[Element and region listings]
══════════
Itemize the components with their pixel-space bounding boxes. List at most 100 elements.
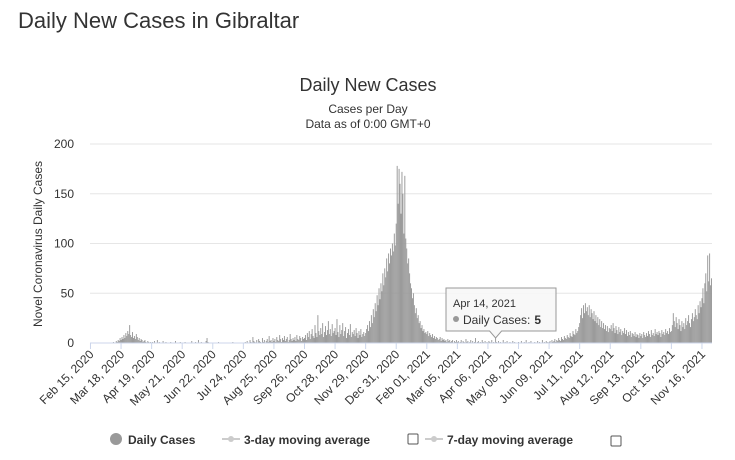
bar — [342, 323, 344, 343]
bar — [132, 338, 134, 343]
bar — [603, 323, 605, 343]
bar — [364, 336, 366, 343]
bar — [559, 340, 561, 343]
bar — [551, 340, 553, 343]
bar — [701, 298, 703, 343]
bar — [596, 323, 598, 343]
bar — [594, 321, 596, 343]
bar — [288, 340, 290, 343]
bar — [400, 213, 402, 343]
bar — [433, 336, 435, 343]
bar — [132, 332, 133, 343]
bar — [355, 328, 357, 343]
bar — [619, 332, 621, 343]
bar — [385, 277, 387, 343]
bar — [368, 321, 370, 343]
bar — [541, 340, 543, 343]
bar — [686, 325, 688, 343]
bar — [395, 223, 397, 343]
bar — [583, 313, 585, 343]
bar — [409, 273, 411, 343]
bar — [646, 333, 648, 343]
bar — [310, 334, 312, 343]
bar — [133, 336, 135, 343]
bar — [506, 341, 508, 343]
bar — [663, 332, 665, 343]
bar — [455, 340, 457, 343]
bar — [339, 325, 341, 343]
bar — [266, 339, 268, 343]
bar — [439, 337, 441, 343]
bar — [645, 337, 647, 343]
bar — [614, 333, 616, 343]
bar — [352, 334, 354, 343]
bar — [205, 341, 207, 343]
bar — [370, 315, 372, 343]
bar — [700, 307, 702, 343]
bar — [383, 285, 385, 343]
bar — [679, 325, 681, 343]
legend-checkbox[interactable] — [610, 435, 622, 447]
bar — [441, 338, 443, 343]
bar — [697, 305, 699, 343]
bar — [309, 339, 311, 343]
bar — [667, 331, 669, 343]
bar — [362, 334, 364, 343]
bar — [622, 331, 624, 343]
bar — [557, 341, 559, 343]
bar — [462, 341, 464, 343]
bar — [711, 278, 712, 343]
bar — [593, 311, 595, 343]
bar — [640, 336, 642, 343]
y-tick-label: 200 — [54, 137, 74, 151]
bar — [565, 339, 567, 343]
bar — [274, 339, 276, 343]
bar — [332, 333, 334, 343]
bar — [484, 341, 486, 343]
bar — [405, 238, 407, 343]
bar — [388, 253, 390, 343]
bar — [127, 331, 129, 343]
bar — [315, 333, 317, 343]
bar — [623, 333, 625, 343]
bar — [626, 330, 627, 343]
bar — [612, 323, 614, 343]
legend-checkbox[interactable] — [407, 433, 419, 445]
bar — [318, 331, 320, 343]
bar — [412, 293, 414, 343]
bar — [429, 333, 431, 343]
bar — [134, 339, 136, 343]
tooltip-box — [445, 287, 557, 339]
bar — [525, 340, 527, 343]
bar — [696, 319, 698, 343]
bar — [662, 334, 664, 343]
bar — [709, 253, 711, 343]
bar — [579, 323, 581, 343]
bar — [351, 332, 353, 343]
tooltip-marker — [453, 316, 459, 322]
bar — [691, 313, 693, 343]
bar — [313, 338, 315, 343]
bar — [598, 325, 600, 343]
legend-label: Daily Cases — [128, 433, 196, 447]
bar — [256, 340, 258, 343]
bar — [341, 330, 343, 343]
bar — [261, 338, 263, 343]
bar — [374, 303, 376, 343]
bar — [296, 335, 298, 343]
bar — [367, 325, 369, 343]
bar — [368, 331, 369, 343]
bar — [694, 309, 696, 343]
bar — [118, 341, 120, 343]
bar — [319, 335, 321, 343]
bar — [658, 331, 660, 343]
bar — [647, 331, 649, 343]
y-tick-label: 150 — [54, 187, 74, 201]
bar — [669, 332, 671, 343]
bar — [595, 315, 597, 343]
bar — [306, 333, 308, 343]
bar — [616, 330, 618, 343]
bar — [621, 335, 623, 343]
bar — [592, 319, 594, 343]
bar — [477, 341, 479, 343]
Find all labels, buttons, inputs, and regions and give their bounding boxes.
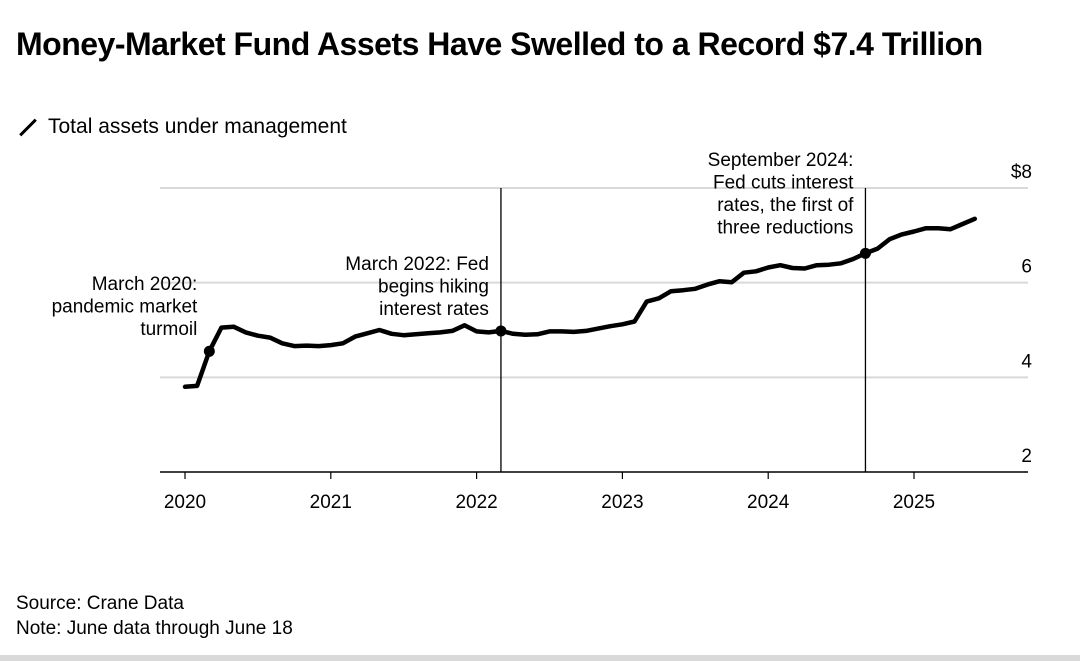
bottom-divider: [0, 655, 1080, 661]
legend-label: Total assets under management: [48, 115, 347, 138]
x-tick-label: 2023: [601, 492, 643, 513]
annotation-line: turmoil: [140, 319, 197, 340]
y-tick-label: 4: [1021, 351, 1032, 372]
markers: [203, 247, 871, 357]
line-chart: 2 4 6 $8 2020 2021 2022 2023 2024 2025 March 202…: [52, 150, 1033, 513]
y-tick-label: 2: [1021, 446, 1032, 467]
annotation-line: March 2020:: [92, 274, 198, 295]
annotation-line: September 2024:: [708, 150, 854, 171]
source-note: Source: Crane Data: [16, 593, 184, 614]
legend: Total assets under management: [16, 113, 347, 141]
x-tick-label: 2020: [164, 492, 206, 513]
footer: Source: Crane Data Note: June data throu…: [16, 591, 293, 641]
x-tick-label: 2021: [310, 492, 352, 513]
x-tick-label: 2024: [747, 492, 790, 513]
annotation: March 2022: Fed begins hiking interest rat…: [345, 254, 489, 320]
annotation: March 2020: pandemic market turmoil: [52, 274, 198, 340]
event-marker: [859, 247, 871, 259]
grid-lines: [160, 187, 1028, 379]
annotation-line: three reductions: [717, 218, 853, 239]
annotation-line: pandemic market: [52, 297, 198, 318]
x-tick-label: 2022: [455, 492, 497, 513]
annotation-line: interest rates: [379, 299, 489, 320]
series-layer: [182, 216, 978, 390]
x-axis: 2020 2021 2022 2023 2024 2025: [160, 471, 1028, 513]
y-axis: 2 4 6 $8: [1011, 162, 1033, 467]
annotation-line: begins hiking: [378, 277, 489, 298]
event-marker: [203, 345, 215, 357]
annotation-line: rates, the first of: [717, 195, 854, 216]
annotation-line: March 2022: Fed: [345, 254, 489, 275]
annotation-line: Fed cuts interest: [713, 173, 854, 194]
series-line: [182, 216, 978, 390]
chart-title: Money-Market Fund Assets Have Swelled to…: [16, 26, 983, 62]
y-tick-label: $8: [1011, 162, 1032, 183]
annotation: September 2024: Fed cuts interest rates, t…: [708, 150, 854, 239]
event-marker: [495, 325, 507, 337]
x-tick-label: 2025: [893, 492, 935, 513]
y-tick-label: 6: [1021, 257, 1032, 278]
data-note: Note: June data through June 18: [16, 618, 293, 639]
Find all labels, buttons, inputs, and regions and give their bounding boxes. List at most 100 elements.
══════════
*Goal*. Copy every one of the lines above word for word, leaving out the pictures.

*Complete response*.
Itemize the components with their pixel-space bounding boxes. List at most 100 elements.
bar — [342, 323, 344, 343]
bar — [132, 338, 134, 343]
bar — [603, 323, 605, 343]
bar — [364, 336, 366, 343]
bar — [559, 340, 561, 343]
bar — [551, 340, 553, 343]
bar — [701, 298, 703, 343]
bar — [596, 323, 598, 343]
bar — [594, 321, 596, 343]
bar — [288, 340, 290, 343]
bar — [400, 213, 402, 343]
bar — [433, 336, 435, 343]
bar — [132, 332, 133, 343]
bar — [355, 328, 357, 343]
bar — [619, 332, 621, 343]
bar — [385, 277, 387, 343]
bar — [368, 321, 370, 343]
bar — [541, 340, 543, 343]
bar — [686, 325, 688, 343]
bar — [395, 223, 397, 343]
bar — [583, 313, 585, 343]
bar — [409, 273, 411, 343]
bar — [646, 333, 648, 343]
bar — [310, 334, 312, 343]
bar — [133, 336, 135, 343]
bar — [506, 341, 508, 343]
bar — [663, 332, 665, 343]
bar — [455, 340, 457, 343]
bar — [339, 325, 341, 343]
bar — [266, 339, 268, 343]
bar — [439, 337, 441, 343]
bar — [645, 337, 647, 343]
bar — [614, 333, 616, 343]
bar — [352, 334, 354, 343]
bar — [205, 341, 207, 343]
bar — [370, 315, 372, 343]
bar — [700, 307, 702, 343]
bar — [383, 285, 385, 343]
bar — [679, 325, 681, 343]
legend-checkbox[interactable] — [610, 435, 622, 447]
bar — [441, 338, 443, 343]
bar — [697, 305, 699, 343]
bar — [309, 339, 311, 343]
bar — [667, 331, 669, 343]
bar — [362, 334, 364, 343]
bar — [622, 331, 624, 343]
bar — [557, 341, 559, 343]
bar — [462, 341, 464, 343]
bar — [711, 278, 712, 343]
bar — [593, 311, 595, 343]
bar — [640, 336, 642, 343]
y-tick-label: 200 — [54, 137, 74, 151]
bar — [565, 339, 567, 343]
bar — [274, 339, 276, 343]
bar — [332, 333, 334, 343]
bar — [484, 341, 486, 343]
bar — [405, 238, 407, 343]
bar — [388, 253, 390, 343]
bar — [127, 331, 129, 343]
bar — [315, 333, 317, 343]
bar — [623, 333, 625, 343]
bar — [626, 330, 627, 343]
bar — [612, 323, 614, 343]
legend-checkbox[interactable] — [407, 433, 419, 445]
bar — [318, 331, 320, 343]
bar — [412, 293, 414, 343]
bar — [429, 333, 431, 343]
bar — [134, 339, 136, 343]
tooltip-box — [445, 287, 557, 339]
bar — [525, 340, 527, 343]
bar — [696, 319, 698, 343]
bar — [662, 334, 664, 343]
bar — [709, 253, 711, 343]
bar — [579, 323, 581, 343]
bar — [351, 332, 353, 343]
tooltip-marker — [453, 316, 459, 322]
bar — [691, 313, 693, 343]
bar — [313, 338, 315, 343]
bar — [598, 325, 600, 343]
legend-label: Daily Cases — [128, 433, 196, 447]
bar — [256, 340, 258, 343]
bar — [341, 330, 343, 343]
bar — [261, 338, 263, 343]
bar — [374, 303, 376, 343]
bar — [296, 335, 298, 343]
bar — [367, 325, 369, 343]
bar — [368, 331, 369, 343]
bar — [694, 309, 696, 343]
bar — [118, 341, 120, 343]
bar — [319, 335, 321, 343]
bar — [658, 331, 660, 343]
bar — [647, 331, 649, 343]
y-tick-label: 150 — [54, 187, 74, 201]
bar — [669, 332, 671, 343]
bar — [595, 315, 597, 343]
bar — [306, 333, 308, 343]
bar — [616, 330, 618, 343]
bar — [621, 335, 623, 343]
bar — [592, 319, 594, 343]
bar — [477, 341, 479, 343]
Find all labels, buttons, inputs, and regions and give their bounding boxes.
bottom-divider: [0, 655, 1080, 661]
legend-label: Total assets under management: [48, 115, 347, 138]
x-tick-label: 2023: [601, 492, 643, 513]
annotation-line: turmoil: [140, 319, 197, 340]
y-tick-label: 4: [1021, 351, 1032, 372]
markers: [203, 247, 871, 357]
line-chart: 2 4 6 $8 2020 2021 2022 2023 2024 2025 March 202…: [52, 150, 1033, 513]
y-tick-label: 2: [1021, 446, 1032, 467]
annotation-line: March 2020:: [92, 274, 198, 295]
annotation-line: September 2024:: [708, 150, 854, 171]
source-note: Source: Crane Data: [16, 593, 184, 614]
legend: Total assets under management: [16, 113, 347, 141]
x-tick-label: 2020: [164, 492, 206, 513]
footer: Source: Crane Data Note: June data throu…: [16, 591, 293, 641]
x-tick-label: 2021: [310, 492, 352, 513]
x-tick-label: 2024: [747, 492, 790, 513]
annotation: March 2022: Fed begins hiking interest rat…: [345, 254, 489, 320]
annotation: March 2020: pandemic market turmoil: [52, 274, 198, 340]
event-marker: [859, 247, 871, 259]
grid-lines: [160, 187, 1028, 379]
annotation-line: three reductions: [717, 218, 853, 239]
annotation-line: pandemic market: [52, 297, 198, 318]
x-tick-label: 2022: [455, 492, 497, 513]
annotation-line: interest rates: [379, 299, 489, 320]
series-layer: [182, 216, 978, 390]
x-axis: 2020 2021 2022 2023 2024 2025: [160, 471, 1028, 513]
y-axis: 2 4 6 $8: [1011, 162, 1033, 467]
annotation-line: begins hiking: [378, 277, 489, 298]
event-marker: [203, 345, 215, 357]
annotation-line: rates, the first of: [717, 195, 854, 216]
annotation-line: March 2022: Fed: [345, 254, 489, 275]
annotation-line: Fed cuts interest: [713, 173, 854, 194]
series-line: [182, 216, 978, 390]
chart-title: Money-Market Fund Assets Have Swelled to…: [16, 26, 983, 62]
y-tick-label: $8: [1011, 162, 1032, 183]
annotation: September 2024: Fed cuts interest rates, t…: [708, 150, 854, 239]
event-marker: [495, 325, 507, 337]
x-tick-label: 2025: [893, 492, 935, 513]
y-tick-label: 6: [1021, 257, 1032, 278]
data-note: Note: June data through June 18: [16, 618, 293, 639]
Find all labels, buttons, inputs, and regions and give their bounding boxes. List at most 100 elements.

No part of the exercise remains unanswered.